**TEXT BLOCK**
######
2. To help the lower income taxpayers, the salaries tax reduction by waiving the first $12,000 tax (already effective for the last four years) should now be permanently incorporated in the tax rate table under the Inland Revenue Ordinance (Cap 112) Schedule 2.
3. The Government has been wrong in last few years’ budgets in granting the two-month exemption on public housing rents since these people have long been the most benefited group of the housing system of Hong Kong. To honour or compensate for Government’s promise of three-year (at most) waiting period for public rental housing, those who are in the waiting list of public rental housing for three or more years should more appropriately be granted the two-month public housing rentals.
What is wrong with JT? Reportedly, the current year surplus is $65 billion (a far cry from his speech last year projecting a deficit of $5 billion) ... so JT is going to cut spending so that his mountain of cash can grow faster??? Its illogical and poor planning.
If you are going to cut (giving back money to the community) then show us some future projection of deficits and also say what you are going to cut in those future years!
There is no immediate need to reduce the sweeteners this year considering we will have a mega surplus again.
Doing so now is a political statement from Tsang and amounts to a slap in the face to CY Leung: the money to pay the poor will come from the middle classes and not from his reserves.
The preview if there are sweeteners for the middle class is a mighty insult to the middle class. Neither should it be a pillar to Hong Kong’s financial well-being. What society is expecting from the budget speech is what long term measure and policies will there be. No less what plans are in stall after the warning that the fiscal reserves could dry up in 20 years.
But never mind what our Financial Secretary is going to speak, the messenger shouldn’t be the message. The message should belong to the Chief Executive CY Leung’s policies. We shall focus on Leung instead.
Tell us so John Tsang if you disagree -- you are your own boss and not to CE, civil servants or property developers.
######
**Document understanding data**
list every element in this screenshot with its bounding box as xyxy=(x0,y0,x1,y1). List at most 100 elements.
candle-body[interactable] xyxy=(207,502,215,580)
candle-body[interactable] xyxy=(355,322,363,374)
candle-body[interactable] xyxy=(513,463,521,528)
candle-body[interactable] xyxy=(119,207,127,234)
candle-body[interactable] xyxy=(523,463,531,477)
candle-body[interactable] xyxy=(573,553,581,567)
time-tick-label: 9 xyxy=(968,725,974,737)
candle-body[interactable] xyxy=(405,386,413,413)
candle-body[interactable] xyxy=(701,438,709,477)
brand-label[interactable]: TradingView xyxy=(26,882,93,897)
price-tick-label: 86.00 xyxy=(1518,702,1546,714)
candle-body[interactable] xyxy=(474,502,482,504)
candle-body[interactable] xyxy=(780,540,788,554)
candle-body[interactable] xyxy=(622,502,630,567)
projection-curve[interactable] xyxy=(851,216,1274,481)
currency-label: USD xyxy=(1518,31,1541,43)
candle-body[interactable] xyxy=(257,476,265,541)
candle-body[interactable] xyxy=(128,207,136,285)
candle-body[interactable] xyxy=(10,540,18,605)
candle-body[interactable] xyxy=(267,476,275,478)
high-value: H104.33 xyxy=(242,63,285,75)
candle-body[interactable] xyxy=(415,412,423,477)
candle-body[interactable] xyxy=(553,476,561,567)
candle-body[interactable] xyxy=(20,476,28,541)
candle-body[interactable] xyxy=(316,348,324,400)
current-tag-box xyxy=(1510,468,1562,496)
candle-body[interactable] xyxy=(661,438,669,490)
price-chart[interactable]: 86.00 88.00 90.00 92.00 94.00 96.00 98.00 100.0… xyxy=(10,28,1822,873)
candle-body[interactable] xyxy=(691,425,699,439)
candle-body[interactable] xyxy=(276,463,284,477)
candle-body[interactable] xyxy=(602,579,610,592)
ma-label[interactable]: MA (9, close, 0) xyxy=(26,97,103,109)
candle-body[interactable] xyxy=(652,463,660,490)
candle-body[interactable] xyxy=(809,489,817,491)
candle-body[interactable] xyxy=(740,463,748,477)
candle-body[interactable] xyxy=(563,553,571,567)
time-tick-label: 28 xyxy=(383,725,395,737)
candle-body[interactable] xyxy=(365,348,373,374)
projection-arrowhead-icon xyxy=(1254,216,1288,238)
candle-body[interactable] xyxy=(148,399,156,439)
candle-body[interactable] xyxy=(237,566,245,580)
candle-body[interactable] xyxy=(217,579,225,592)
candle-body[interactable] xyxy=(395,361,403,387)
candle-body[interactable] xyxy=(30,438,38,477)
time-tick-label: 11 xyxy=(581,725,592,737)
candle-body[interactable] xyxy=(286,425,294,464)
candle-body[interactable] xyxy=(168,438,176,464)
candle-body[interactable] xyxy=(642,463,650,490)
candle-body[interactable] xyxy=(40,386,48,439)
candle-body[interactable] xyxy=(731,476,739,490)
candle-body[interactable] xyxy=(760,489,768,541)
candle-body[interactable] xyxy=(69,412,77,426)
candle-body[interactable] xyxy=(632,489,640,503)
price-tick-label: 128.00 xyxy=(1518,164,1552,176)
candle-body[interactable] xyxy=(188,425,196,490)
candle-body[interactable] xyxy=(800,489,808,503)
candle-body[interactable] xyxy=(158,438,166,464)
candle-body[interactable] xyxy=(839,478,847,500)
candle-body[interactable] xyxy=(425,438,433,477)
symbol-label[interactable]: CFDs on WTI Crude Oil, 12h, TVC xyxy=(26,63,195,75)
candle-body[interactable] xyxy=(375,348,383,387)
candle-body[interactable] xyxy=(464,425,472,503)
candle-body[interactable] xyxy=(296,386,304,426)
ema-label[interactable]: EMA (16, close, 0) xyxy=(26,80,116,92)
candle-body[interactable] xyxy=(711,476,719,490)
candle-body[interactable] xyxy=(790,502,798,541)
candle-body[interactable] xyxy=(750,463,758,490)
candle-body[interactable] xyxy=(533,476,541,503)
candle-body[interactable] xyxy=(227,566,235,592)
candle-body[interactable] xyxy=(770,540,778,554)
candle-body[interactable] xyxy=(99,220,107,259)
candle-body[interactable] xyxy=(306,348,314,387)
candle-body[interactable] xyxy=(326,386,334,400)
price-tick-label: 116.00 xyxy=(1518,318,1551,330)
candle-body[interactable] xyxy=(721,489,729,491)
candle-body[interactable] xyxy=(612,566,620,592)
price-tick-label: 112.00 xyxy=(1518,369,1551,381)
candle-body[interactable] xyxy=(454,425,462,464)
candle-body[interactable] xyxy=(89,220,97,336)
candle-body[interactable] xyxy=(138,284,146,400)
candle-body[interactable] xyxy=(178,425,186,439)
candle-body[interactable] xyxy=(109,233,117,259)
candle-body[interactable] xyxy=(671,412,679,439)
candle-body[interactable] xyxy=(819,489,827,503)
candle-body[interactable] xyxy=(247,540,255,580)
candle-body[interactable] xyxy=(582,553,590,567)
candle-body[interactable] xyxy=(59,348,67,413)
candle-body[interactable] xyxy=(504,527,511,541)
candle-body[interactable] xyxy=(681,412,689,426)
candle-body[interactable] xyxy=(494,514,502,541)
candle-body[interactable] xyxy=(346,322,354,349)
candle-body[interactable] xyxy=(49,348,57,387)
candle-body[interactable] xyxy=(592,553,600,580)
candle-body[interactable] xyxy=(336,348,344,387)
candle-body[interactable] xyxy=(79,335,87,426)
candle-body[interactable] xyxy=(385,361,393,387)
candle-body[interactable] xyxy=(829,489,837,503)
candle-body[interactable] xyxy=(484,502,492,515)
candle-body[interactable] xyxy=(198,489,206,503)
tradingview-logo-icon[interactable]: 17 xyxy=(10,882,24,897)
######
**REQUIRED ACTIONS**
1. In the Hong Kong budget commentary, what is the reported surplus for the current year?
2. Continue the Hong Kong budget commentary from where it stops.

**ANSWERS TO THE TASKS**
1. $65 billion.

2.
Logical step though caution is recommended as there are some needy people who deserve some relief! So, a selective withdrawal of relief measures would be appropriate. For example, rental subsidy to public housing tenants could be halved, and subsidised electricity charges and rate waiver could be extended to senior citizens living alone on their own.
To swami.
Any changes or new moves must be seen in the context of part of policies directed by the CE. Your laudable suggestions are no exception. It is totally meaningless however, to just count our beans while ignoring a larger picture which is duty bound for our CE to execute. That is to say, FS should work under CE.
The one who pulls the purse string has the largest say has outlived days for that job. Please don’t pretend it is still so -- money are not being repatriated to Britain or Central government or even the federal government in US for argument sake. Hong Kong has surplus from unjust means that waiting to be spent.
Paying six figures for salary in US dollars to be lead by a piper of no value is not how surplus should be used because the job has passed its time for usefulness.
So my god, why are we so stupid to be so supple? And who is so clever to pocket our FS.

with that kind of $ we can have more public hospitals and schools.. last wk I sent my wife to Prince of Wales Hos and the emergency priority waiting list was like 8 hrs.. no more hands plz!!!
How about the gov't stop its high land price policy? That will pretty much be a big boost to everything except property related industries and over leveraged owners. I forgot they made up nearly half of the local population.